◆ **Task objective**:
Copy out each line below that has the word "fill" in it.

═══ Dataset rows

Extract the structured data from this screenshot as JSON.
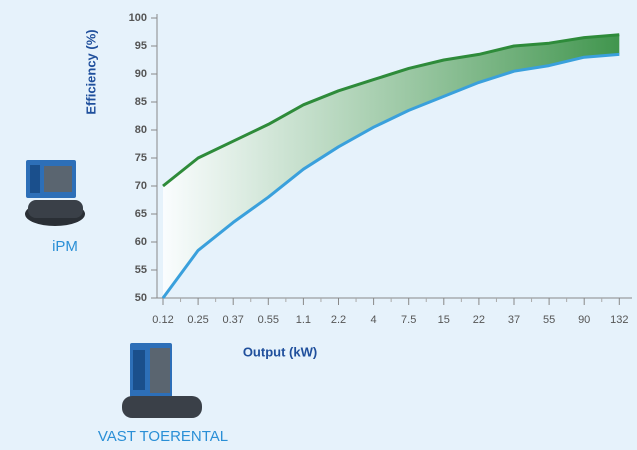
{
  "chart_data": {
    "type": "line",
    "x_label": "Output (kW)",
    "y_label": "Efficiency (%)",
    "categories": [
      "0.12",
      "0.25",
      "0.37",
      "0.55",
      "1.1",
      "2.2",
      "4",
      "7.5",
      "15",
      "22",
      "37",
      "55",
      "90",
      "132"
    ],
    "series": [
      {
        "name": "iPM",
        "color": "#2e8b3a",
        "values": [
          70,
          75,
          78,
          81,
          84.5,
          87,
          89,
          91,
          92.5,
          93.5,
          95,
          95.5,
          96.5,
          97
        ]
      },
      {
        "name": "VAST TOERENTAL",
        "color": "#3aa0dc",
        "values": [
          50,
          58.5,
          63.5,
          68,
          73,
          77,
          80.5,
          83.5,
          86,
          88.5,
          90.5,
          91.5,
          93,
          93.5
        ]
      }
    ],
    "ylim": [
      50,
      100
    ],
    "yticks": [
      50,
      55,
      60,
      65,
      70,
      75,
      80,
      85,
      90,
      95,
      100
    ],
    "grid": false
  }
}
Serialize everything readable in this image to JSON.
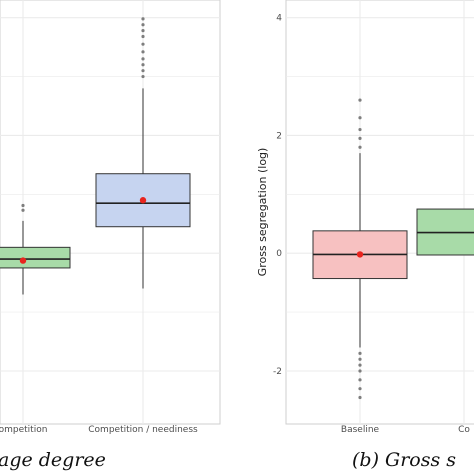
{
  "chart_data": [
    {
      "type": "box",
      "caption": "age degree",
      "categories": [
        "Competition",
        "Competition / neediness"
      ],
      "tick_labels_visible": [
        "ompetition",
        "Competition / neediness"
      ],
      "ylabel": "",
      "grid": true,
      "boxes": [
        {
          "name": "Competition",
          "fill": "#a8dba8",
          "whisker_low": -0.7,
          "q1": -0.25,
          "median": -0.1,
          "q3": 0.1,
          "whisker_high": 0.55,
          "mean": -0.125,
          "outliers": [
            0.73,
            0.81
          ]
        },
        {
          "name": "Competition / neediness",
          "fill": "#c6d4f0",
          "whisker_low": -0.6,
          "q1": 0.45,
          "median": 0.85,
          "q3": 1.35,
          "whisker_high": 2.8,
          "mean": 0.9,
          "outliers": [
            3.0,
            3.1,
            3.2,
            3.3,
            3.42,
            3.55,
            3.68,
            3.78,
            3.88,
            3.98
          ]
        }
      ]
    },
    {
      "type": "box",
      "caption": "(b) Gross s",
      "categories": [
        "Baseline",
        "Co"
      ],
      "tick_labels_visible": [
        "Baseline",
        "Co"
      ],
      "ylabel": "Gross segregation (log)",
      "ylim": [
        -2.9,
        4.3
      ],
      "yticks": [
        -2,
        0,
        2,
        4
      ],
      "grid": true,
      "boxes": [
        {
          "name": "Baseline",
          "fill": "#f7c1c1",
          "whisker_low": -1.6,
          "q1": -0.43,
          "median": -0.02,
          "q3": 0.38,
          "whisker_high": 1.7,
          "mean": -0.02,
          "outliers": [
            -2.45,
            -2.3,
            -2.15,
            -2.0,
            -1.9,
            -1.8,
            -1.7,
            1.8,
            1.95,
            2.1,
            2.3,
            2.6
          ]
        },
        {
          "name": "Co",
          "fill": "#a8dba8",
          "whisker_low": null,
          "q1": -0.03,
          "median": 0.35,
          "q3": 0.75,
          "whisker_high": null,
          "mean": null,
          "outliers": []
        }
      ]
    }
  ],
  "colors": {
    "panel": "#ffffff",
    "grid": "#ebebeb",
    "box_line": "#333333",
    "outlier": "#555555",
    "mean_dot": "#e8251f"
  }
}
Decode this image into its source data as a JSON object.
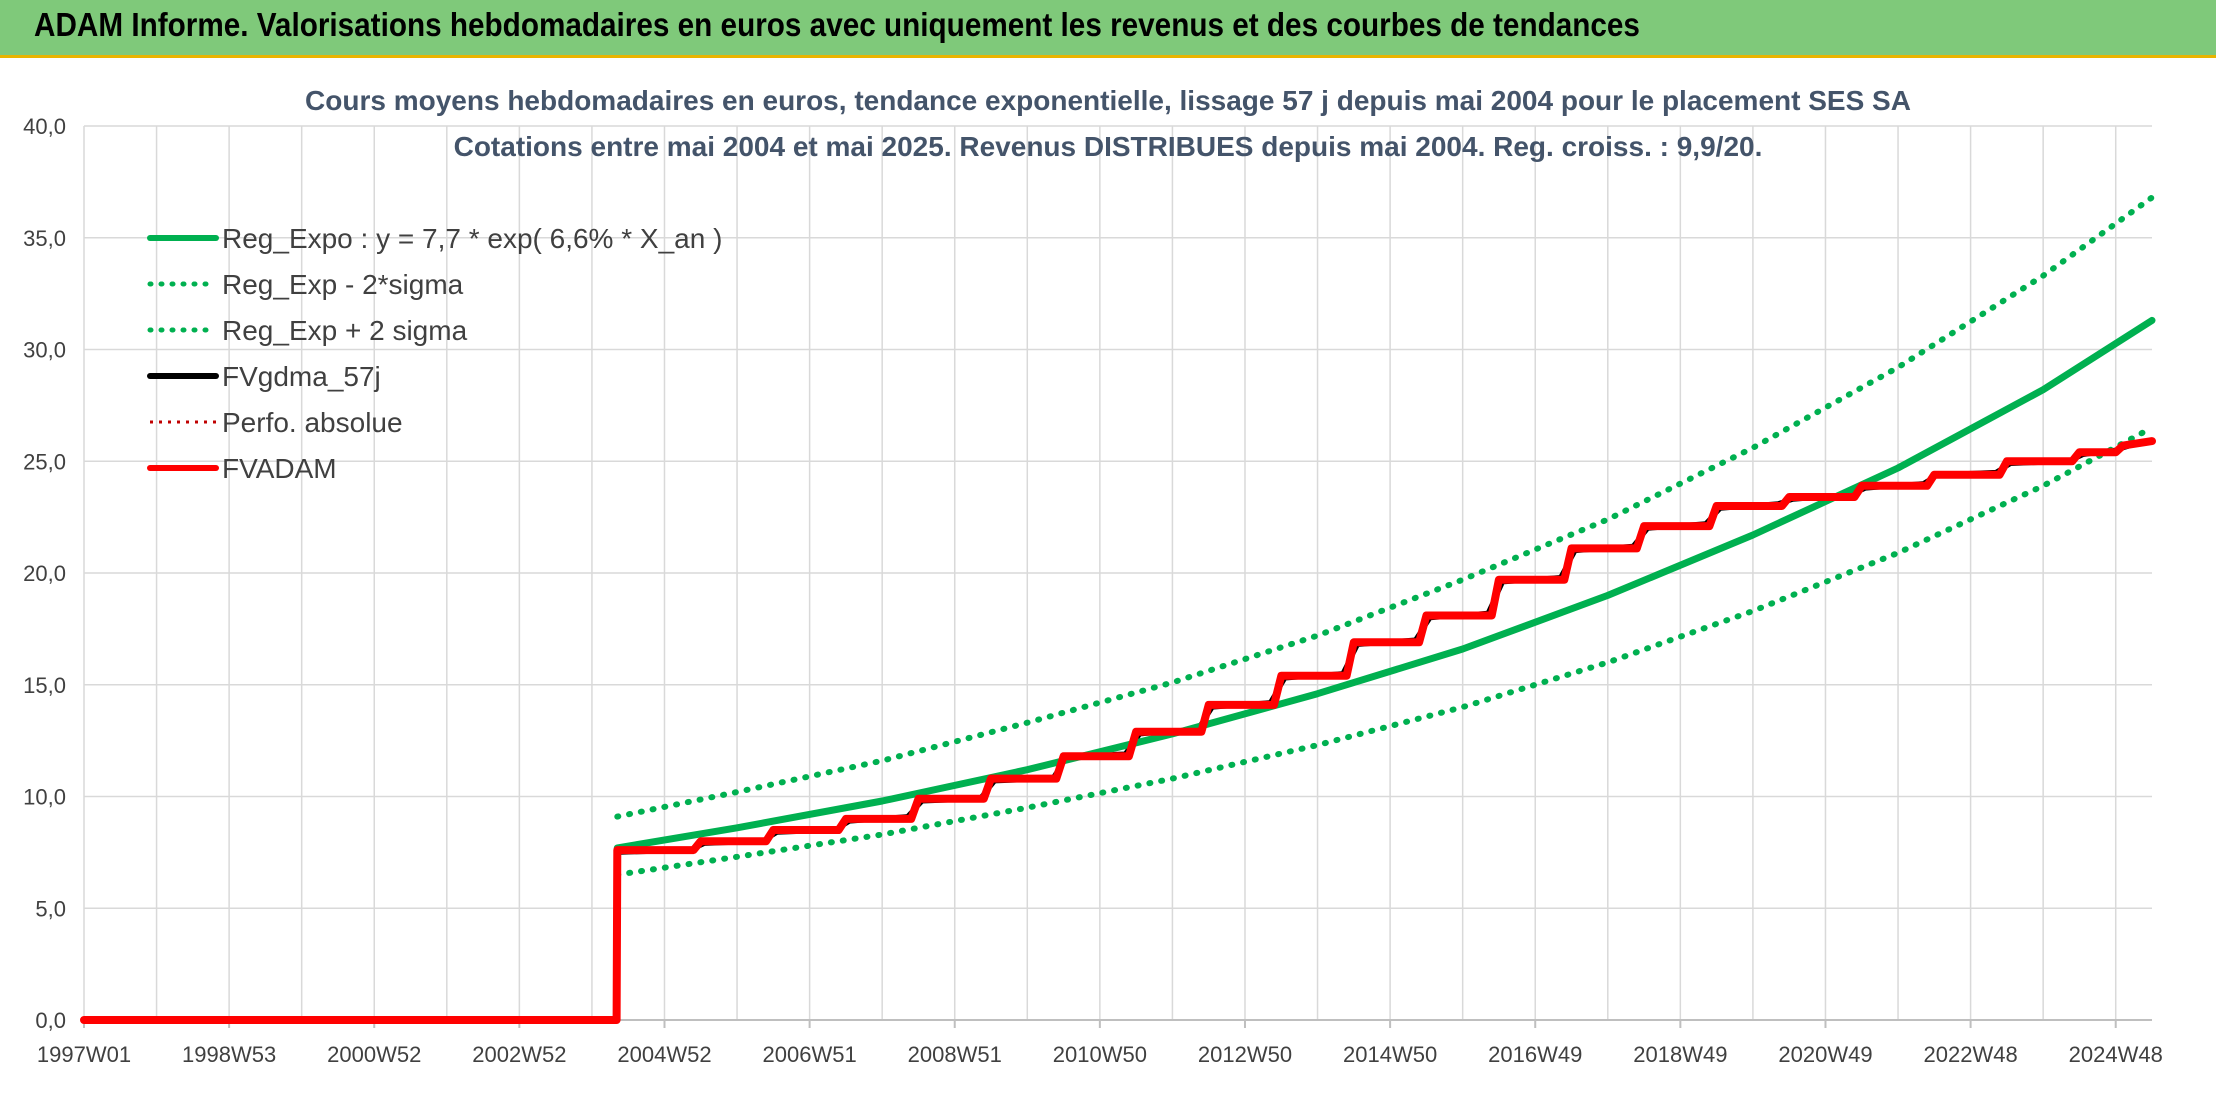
{
  "header": {
    "title": "ADAM Informe. Valorisations hebdomadaires en euros avec uniquement les revenus et des courbes de tendances"
  },
  "chart_data": {
    "type": "line",
    "title_lines": [
      "Cours moyens hebdomadaires en euros, tendance exponentielle, lissage 57 j depuis mai 2004 pour le placement SES SA",
      "Cotations entre mai 2004 et mai 2025. Revenus DISTRIBUES depuis mai 2004. Reg. croiss. : 9,9/20."
    ],
    "xlabel": "",
    "ylabel": "",
    "x_tick_labels": [
      "1997W01",
      "1998W53",
      "2000W52",
      "2002W52",
      "2004W52",
      "2006W51",
      "2008W51",
      "2010W50",
      "2012W50",
      "2014W50",
      "2016W49",
      "2018W49",
      "2020W49",
      "2022W48",
      "2024W48"
    ],
    "x_tick_years": [
      1997.0,
      1999.0,
      2001.0,
      2003.0,
      2005.0,
      2007.0,
      2009.0,
      2011.0,
      2013.0,
      2015.0,
      2017.0,
      2019.0,
      2021.0,
      2023.0,
      2025.0
    ],
    "xlim": [
      1997.0,
      2025.5
    ],
    "ylim": [
      0,
      40
    ],
    "y_ticks": [
      "0,0",
      "5,0",
      "10,0",
      "15,0",
      "20,0",
      "25,0",
      "30,0",
      "35,0",
      "40,0"
    ],
    "y_tick_values": [
      0,
      5,
      10,
      15,
      20,
      25,
      30,
      35,
      40
    ],
    "grid": true,
    "legend_position": "top-left",
    "series": [
      {
        "name": "Reg_Expo : y = 7,7 * exp( 6,6% *  X_an )",
        "color": "#00b050",
        "style": "solid",
        "x": [
          2004.35,
          2006.0,
          2008.0,
          2010.0,
          2012.0,
          2014.0,
          2016.0,
          2018.0,
          2020.0,
          2022.0,
          2024.0,
          2025.5
        ],
        "y": [
          7.7,
          8.6,
          9.8,
          11.2,
          12.8,
          14.6,
          16.6,
          19.0,
          21.7,
          24.7,
          28.2,
          31.3
        ]
      },
      {
        "name": "Reg_Exp - 2*sigma",
        "color": "#00b050",
        "style": "dotted",
        "x": [
          2004.35,
          2006.0,
          2008.0,
          2010.0,
          2012.0,
          2014.0,
          2016.0,
          2018.0,
          2020.0,
          2022.0,
          2024.0,
          2025.5
        ],
        "y": [
          6.5,
          7.3,
          8.3,
          9.5,
          10.8,
          12.3,
          14.0,
          16.0,
          18.3,
          20.9,
          23.9,
          26.5
        ]
      },
      {
        "name": "Reg_Exp + 2 sigma",
        "color": "#00b050",
        "style": "dotted",
        "x": [
          2004.35,
          2006.0,
          2008.0,
          2010.0,
          2012.0,
          2014.0,
          2016.0,
          2018.0,
          2020.0,
          2022.0,
          2024.0,
          2025.5
        ],
        "y": [
          9.1,
          10.2,
          11.6,
          13.3,
          15.1,
          17.2,
          19.7,
          22.4,
          25.6,
          29.2,
          33.3,
          36.8
        ]
      },
      {
        "name": "FVgdma_57j",
        "color": "#000000",
        "style": "solid",
        "x": [
          1997.0,
          2004.34,
          2004.35,
          2005.35,
          2005.55,
          2006.35,
          2006.55,
          2007.35,
          2007.55,
          2008.35,
          2008.55,
          2009.35,
          2009.55,
          2010.35,
          2010.55,
          2011.35,
          2011.55,
          2012.35,
          2012.55,
          2013.35,
          2013.55,
          2014.35,
          2014.55,
          2015.35,
          2015.55,
          2016.35,
          2016.55,
          2017.35,
          2017.55,
          2018.35,
          2018.55,
          2019.35,
          2019.55,
          2020.35,
          2020.55,
          2021.35,
          2021.55,
          2022.35,
          2022.55,
          2023.35,
          2023.55,
          2024.35,
          2024.55,
          2025.0,
          2025.2,
          2025.5
        ],
        "y": [
          0.0,
          0.0,
          7.5,
          7.6,
          7.9,
          8.0,
          8.4,
          8.5,
          8.9,
          9.1,
          9.8,
          9.9,
          10.7,
          10.8,
          11.8,
          11.9,
          12.8,
          13.0,
          14.0,
          14.2,
          15.3,
          15.5,
          16.8,
          17.0,
          18.0,
          18.2,
          19.6,
          19.8,
          21.0,
          21.2,
          22.0,
          22.2,
          22.9,
          23.1,
          23.3,
          23.5,
          23.8,
          24.0,
          24.4,
          24.5,
          24.9,
          25.0,
          25.3,
          25.5,
          25.7,
          25.9
        ]
      },
      {
        "name": "Perfo. absolue",
        "color": "#c00000",
        "style": "dotted",
        "x": [
          1997.0,
          2004.34,
          2004.35,
          2005.4,
          2005.5,
          2006.4,
          2006.5,
          2007.4,
          2007.5,
          2008.4,
          2008.5,
          2009.4,
          2009.5,
          2010.4,
          2010.5,
          2011.4,
          2011.5,
          2012.4,
          2012.5,
          2013.4,
          2013.5,
          2014.4,
          2014.5,
          2015.4,
          2015.5,
          2016.4,
          2016.5,
          2017.4,
          2017.5,
          2018.4,
          2018.5,
          2019.4,
          2019.5,
          2020.4,
          2020.5,
          2021.4,
          2021.5,
          2022.4,
          2022.5,
          2023.4,
          2023.5,
          2024.4,
          2024.5,
          2025.0,
          2025.1,
          2025.5
        ],
        "y": [
          0.0,
          0.0,
          7.6,
          7.6,
          8.0,
          8.0,
          8.5,
          8.5,
          9.0,
          9.0,
          9.9,
          9.9,
          10.8,
          10.8,
          11.8,
          11.8,
          12.9,
          12.9,
          14.1,
          14.1,
          15.4,
          15.4,
          16.9,
          16.9,
          18.1,
          18.1,
          19.7,
          19.7,
          21.1,
          21.1,
          22.1,
          22.1,
          23.0,
          23.0,
          23.4,
          23.4,
          23.9,
          23.9,
          24.4,
          24.4,
          25.0,
          25.0,
          25.4,
          25.4,
          25.7,
          25.9
        ]
      },
      {
        "name": "FVADAM",
        "color": "#ff0000",
        "style": "solid",
        "x": [
          1997.0,
          2004.34,
          2004.35,
          2005.4,
          2005.5,
          2006.4,
          2006.5,
          2007.4,
          2007.5,
          2008.4,
          2008.5,
          2009.4,
          2009.5,
          2010.4,
          2010.5,
          2011.4,
          2011.5,
          2012.4,
          2012.5,
          2013.4,
          2013.5,
          2014.4,
          2014.5,
          2015.4,
          2015.5,
          2016.4,
          2016.5,
          2017.4,
          2017.5,
          2018.4,
          2018.5,
          2019.4,
          2019.5,
          2020.4,
          2020.5,
          2021.4,
          2021.5,
          2022.4,
          2022.5,
          2023.4,
          2023.5,
          2024.4,
          2024.5,
          2025.0,
          2025.1,
          2025.5
        ],
        "y": [
          0.0,
          0.0,
          7.6,
          7.6,
          8.0,
          8.0,
          8.5,
          8.5,
          9.0,
          9.0,
          9.9,
          9.9,
          10.8,
          10.8,
          11.8,
          11.8,
          12.9,
          12.9,
          14.1,
          14.1,
          15.4,
          15.4,
          16.9,
          16.9,
          18.1,
          18.1,
          19.7,
          19.7,
          21.1,
          21.1,
          22.1,
          22.1,
          23.0,
          23.0,
          23.4,
          23.4,
          23.9,
          23.9,
          24.4,
          24.4,
          25.0,
          25.0,
          25.4,
          25.4,
          25.7,
          25.9
        ]
      }
    ],
    "legend": [
      {
        "label": "Reg_Expo : y = 7,7 * exp( 6,6% *  X_an )",
        "color": "#00b050",
        "style": "solid"
      },
      {
        "label": "Reg_Exp - 2*sigma",
        "color": "#00b050",
        "style": "dotted"
      },
      {
        "label": "Reg_Exp + 2 sigma",
        "color": "#00b050",
        "style": "dotted"
      },
      {
        "label": "FVgdma_57j",
        "color": "#000000",
        "style": "solid"
      },
      {
        "label": "Perfo. absolue",
        "color": "#c00000",
        "style": "dotted"
      },
      {
        "label": "FVADAM",
        "color": "#ff0000",
        "style": "solid"
      }
    ]
  }
}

══════

◆ **Answer to the exercise**:
          "fill": "#a8dba8",
          "fill": "#c6d4f0",
          "fill": "#f7c1c1",
          "fill": "#a8dba8",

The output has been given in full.